WRITTEN REQUEST:
Return the entries below in their exact form, leaving the pictures out.

# START OF STORED ROWS

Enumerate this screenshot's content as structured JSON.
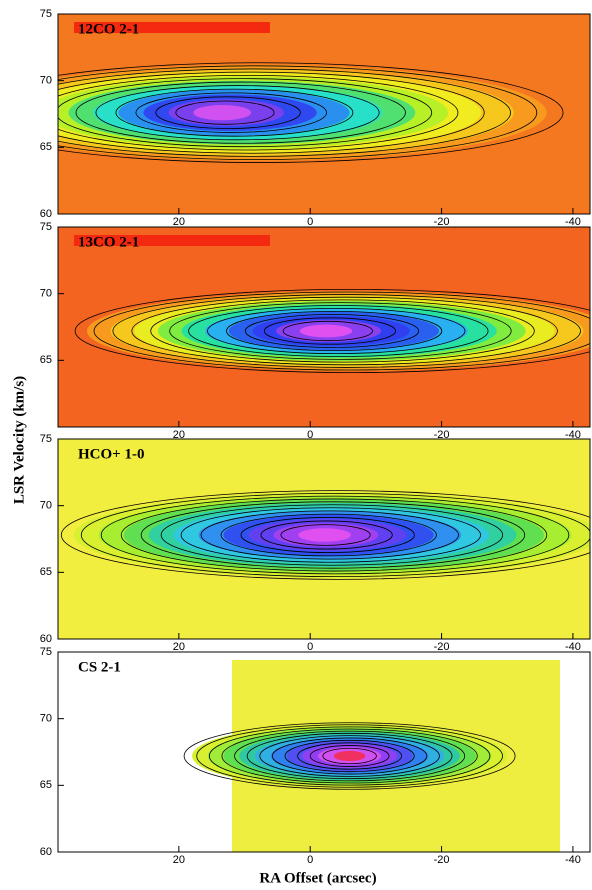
{
  "figure": {
    "ylabel": "LSR Velocity (km/s)",
    "xlabel": "RA Offset (arcsec)"
  },
  "chart_data": [
    {
      "type": "heatmap",
      "title": "12CO 2-1",
      "xlim": [
        38.4,
        -42.6
      ],
      "ylim": [
        60,
        75
      ],
      "xticks": [
        20,
        0,
        -20,
        -40
      ],
      "yticks": [
        60,
        65,
        70,
        75
      ]
    },
    {
      "type": "heatmap",
      "title": "13CO 2-1",
      "xlim": [
        38.4,
        -42.6
      ],
      "ylim": [
        60,
        75
      ],
      "xticks": [
        20,
        0,
        -20,
        -40
      ],
      "yticks": [
        65,
        70,
        75
      ]
    },
    {
      "type": "heatmap",
      "title": "HCO+ 1-0",
      "xlim": [
        38.4,
        -42.6
      ],
      "ylim": [
        60,
        75
      ],
      "xticks": [
        20,
        0,
        -20,
        -40
      ],
      "yticks": [
        60,
        65,
        70,
        75
      ]
    },
    {
      "type": "heatmap",
      "title": "CS 2-1",
      "xlim": [
        38.4,
        -42.6
      ],
      "ylim": [
        60,
        75
      ],
      "xticks": [
        20,
        0,
        -20,
        -40
      ],
      "yticks": [
        60,
        65,
        70,
        75
      ]
    }
  ]
}
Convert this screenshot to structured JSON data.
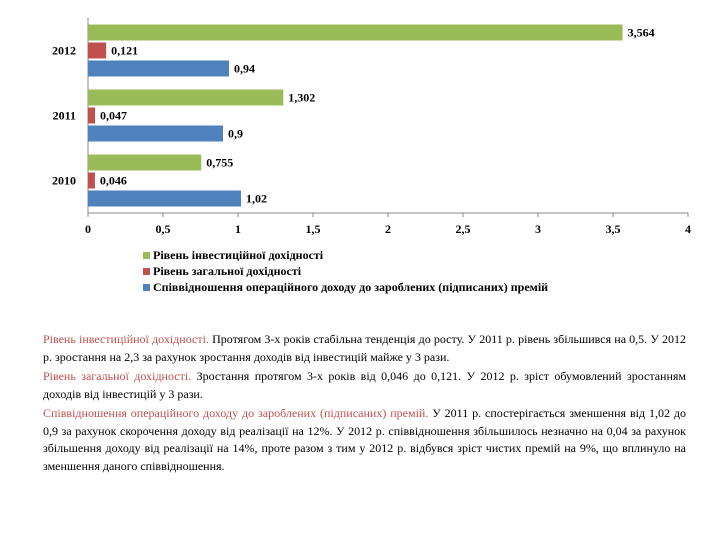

# END OF STORED ROWS

TASK SOLUTION:
Enumerate this screenshot's content as structured JSON.
{
  "figure": {
    "ylabel": "LSR Velocity (km/s)",
    "xlabel": "RA Offset (arcsec)"
  },
  "chart_data": [
    {
      "type": "heatmap",
      "title": "12CO 2-1",
      "xlim": [
        38.4,
        -42.6
      ],
      "ylim": [
        60,
        75
      ],
      "xticks": [
        20,
        0,
        -20,
        -40
      ],
      "yticks": [
        60,
        65,
        70,
        75
      ]
    },
    {
      "type": "heatmap",
      "title": "13CO 2-1",
      "xlim": [
        38.4,
        -42.6
      ],
      "ylim": [
        60,
        75
      ],
      "xticks": [
        20,
        0,
        -20,
        -40
      ],
      "yticks": [
        65,
        70,
        75
      ]
    },
    {
      "type": "heatmap",
      "title": "HCO+ 1-0",
      "xlim": [
        38.4,
        -42.6
      ],
      "ylim": [
        60,
        75
      ],
      "xticks": [
        20,
        0,
        -20,
        -40
      ],
      "yticks": [
        60,
        65,
        70,
        75
      ]
    },
    {
      "type": "heatmap",
      "title": "CS 2-1",
      "xlim": [
        38.4,
        -42.6
      ],
      "ylim": [
        60,
        75
      ],
      "xticks": [
        20,
        0,
        -20,
        -40
      ],
      "yticks": [
        60,
        65,
        70,
        75
      ]
    }
  ]
}
Convert this screenshot to structured JSON data.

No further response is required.